[Data section]:
------------------------------------------------

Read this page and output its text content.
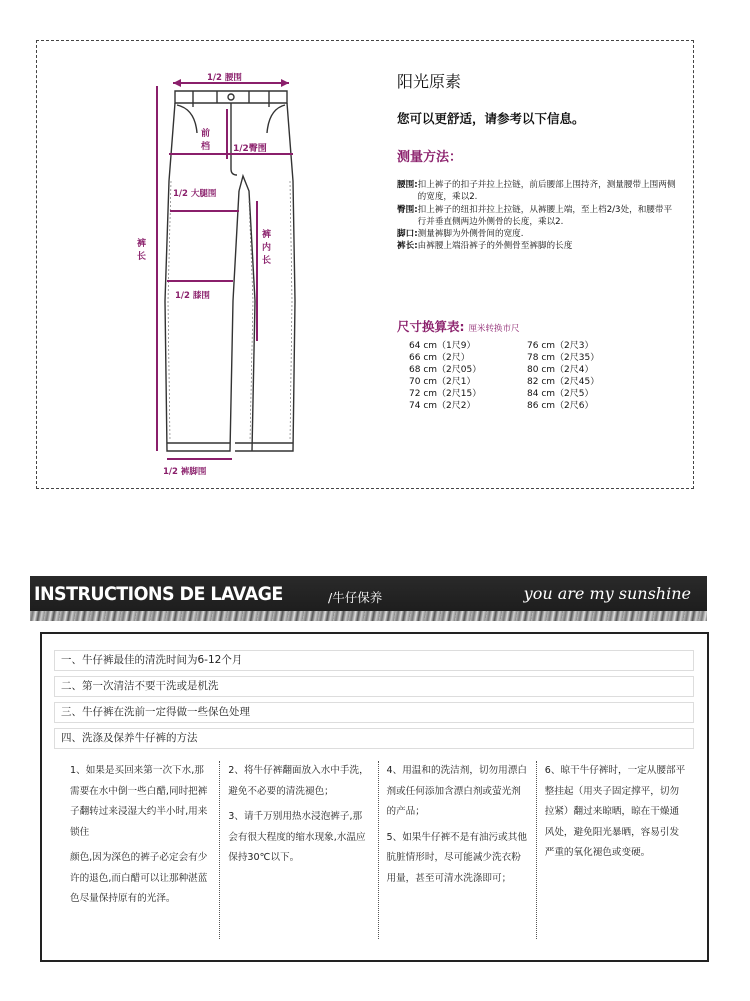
1/2 腰围
前档	1/2臀围
1/2 大腿围
裤内长
裤长
1/2 膝围
1/2 裤脚围
阳光原素
您可以更舒适，请参考以下信息。
测量方法：
腰围: 扣上裤子的扣子并拉上拉链，前后腰部上围持齐，测量腰带上围两侧的宽度，乘以2.
臀围: 扣上裤子的纽扣并拉上拉链，从裤腰上端，至上档2/3处，和腰带平行并垂直侧两边外侧骨的长度，乘以2.
脚口: 测量裤脚为外侧骨间的宽度.
裤长: 由裤腰上端沿裤子的外侧骨至裤脚的长度
尺寸换算表: 厘米转换市尺
64 cm（1尺9）	76 cm（2尺3）
66 cm（2尺）	78 cm（2尺35）
68 cm（2尺05）	80 cm（2尺4）
70 cm（2尺1）	82 cm（2尺45）
72 cm（2尺15）	84 cm（2尺5）
74 cm（2尺2）	86 cm（2尺6）
INSTRUCTIONS DE LAVAGE	/牛仔保养	you are my sunshine
一、牛仔裤最佳的清洗时间为6-12个月
二、第一次清洁不要干洗或是机洗
三、牛仔裤在洗前一定得做一些保色处理
四、洗涤及保养牛仔裤的方法

1、如果是买回来第一次下水,那需要在水中倒一些白醋,同时把裤子翻转过来浸湿大约半小时,用来锁住

颜色,因为深色的裤子必定会有少许的退色,而白醋可以让那种湛蓝色尽量保持原有的光泽。

2、将牛仔裤翻面放入水中手洗，避免不必要的清洗褪色；

3、请千万别用热水浸泡裤子,那会有很大程度的缩水现象,水温应保持30℃以下。

4、用温和的洗洁剂，切勿用漂白剂或任何添加含漂白剂或萤光剂的产品；

5、如果牛仔裤不是有油污或其他肮脏情形时，尽可能减少洗衣粉用量，甚至可清水洗涤即可；

6、晾干牛仔裤时，一定从腰部平整挂起（用夹子固定撑平，切勿拉紧）翻过来晾晒，晾在干燥通风处，避免阳光暴晒，容易引发严重的氧化褪色或变硬。
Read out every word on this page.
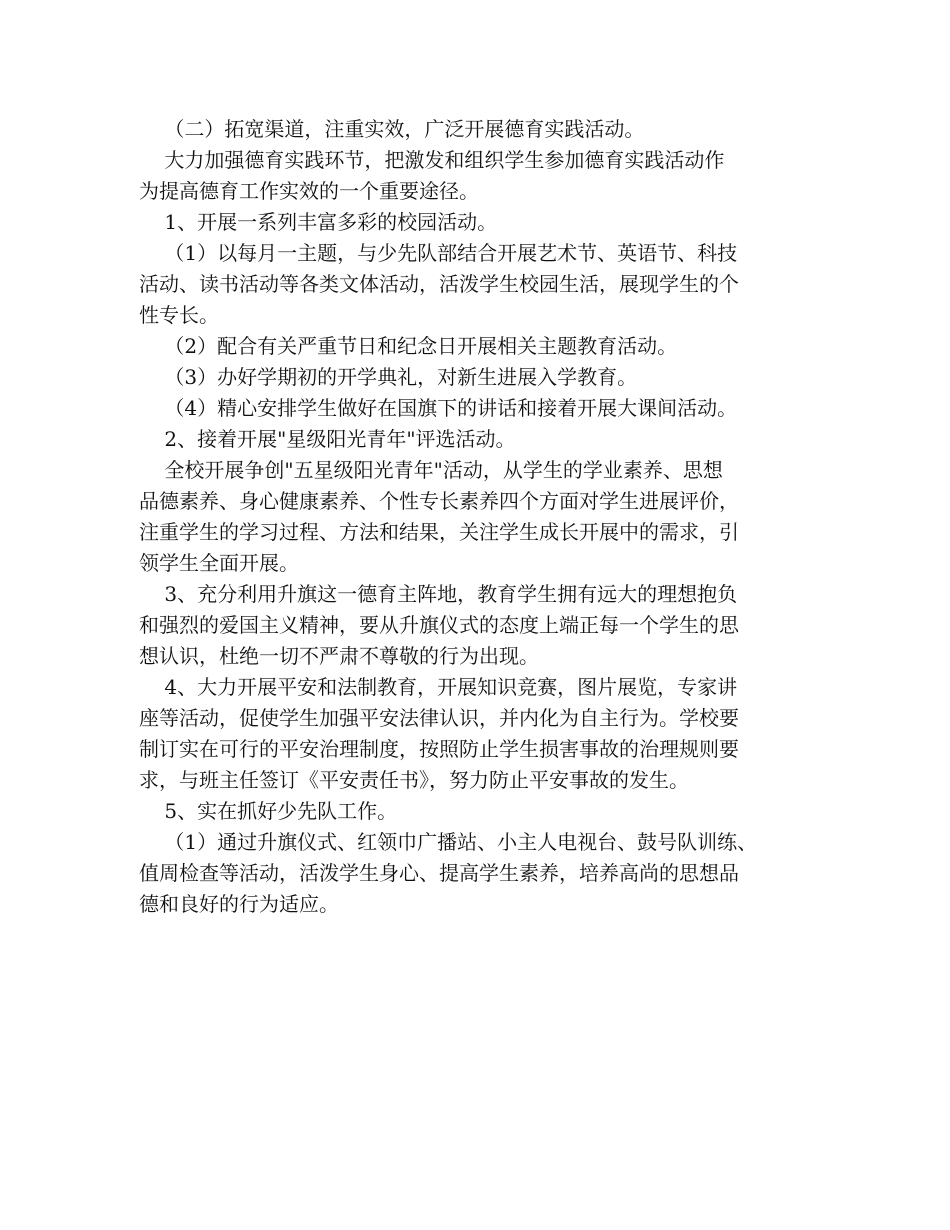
（二）拓宽渠道，注重实效，广泛开展德育实践活动。
大力加强德育实践环节，把激发和组织学生参加德育实践活动作
为提高德育工作实效的一个重要途径。
1、开展一系列丰富多彩的校园活动。
（1）以每月一主题，与少先队部结合开展艺术节、英语节、科技
活动、读书活动等各类文体活动，活泼学生校园生活，展现学生的个
性专长。
（2）配合有关严重节日和纪念日开展相关主题教育活动。
（3）办好学期初的开学典礼，对新生进展入学教育。
（4）精心安排学生做好在国旗下的讲话和接着开展大课间活动。
2、接着开展"星级阳光青年"评选活动。
全校开展争创"五星级阳光青年"活动，从学生的学业素养、思想
品德素养、身心健康素养、个性专长素养四个方面对学生进展评价，
注重学生的学习过程、方法和结果，关注学生成长开展中的需求，引
领学生全面开展。
3、充分利用升旗这一德育主阵地，教育学生拥有远大的理想抱负
和强烈的爱国主义精神，要从升旗仪式的态度上端正每一个学生的思
想认识，杜绝一切不严肃不尊敬的行为出现。
4、大力开展平安和法制教育，开展知识竞赛，图片展览，专家讲
座等活动，促使学生加强平安法律认识，并内化为自主行为。学校要
制订实在可行的平安治理制度，按照防止学生损害事故的治理规则要
求，与班主任签订《平安责任书》，努力防止平安事故的发生。
5、实在抓好少先队工作。
（1）通过升旗仪式、红领巾广播站、小主人电视台、鼓号队训练、
值周检查等活动，活泼学生身心、提高学生素养，培养高尚的思想品
德和良好的行为适应。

------------------------------------------------

[Required task]:
Return only those lines of the records that contain the string "this".

[Result below]:
Read this page and output its text content.
Read out every word on this page.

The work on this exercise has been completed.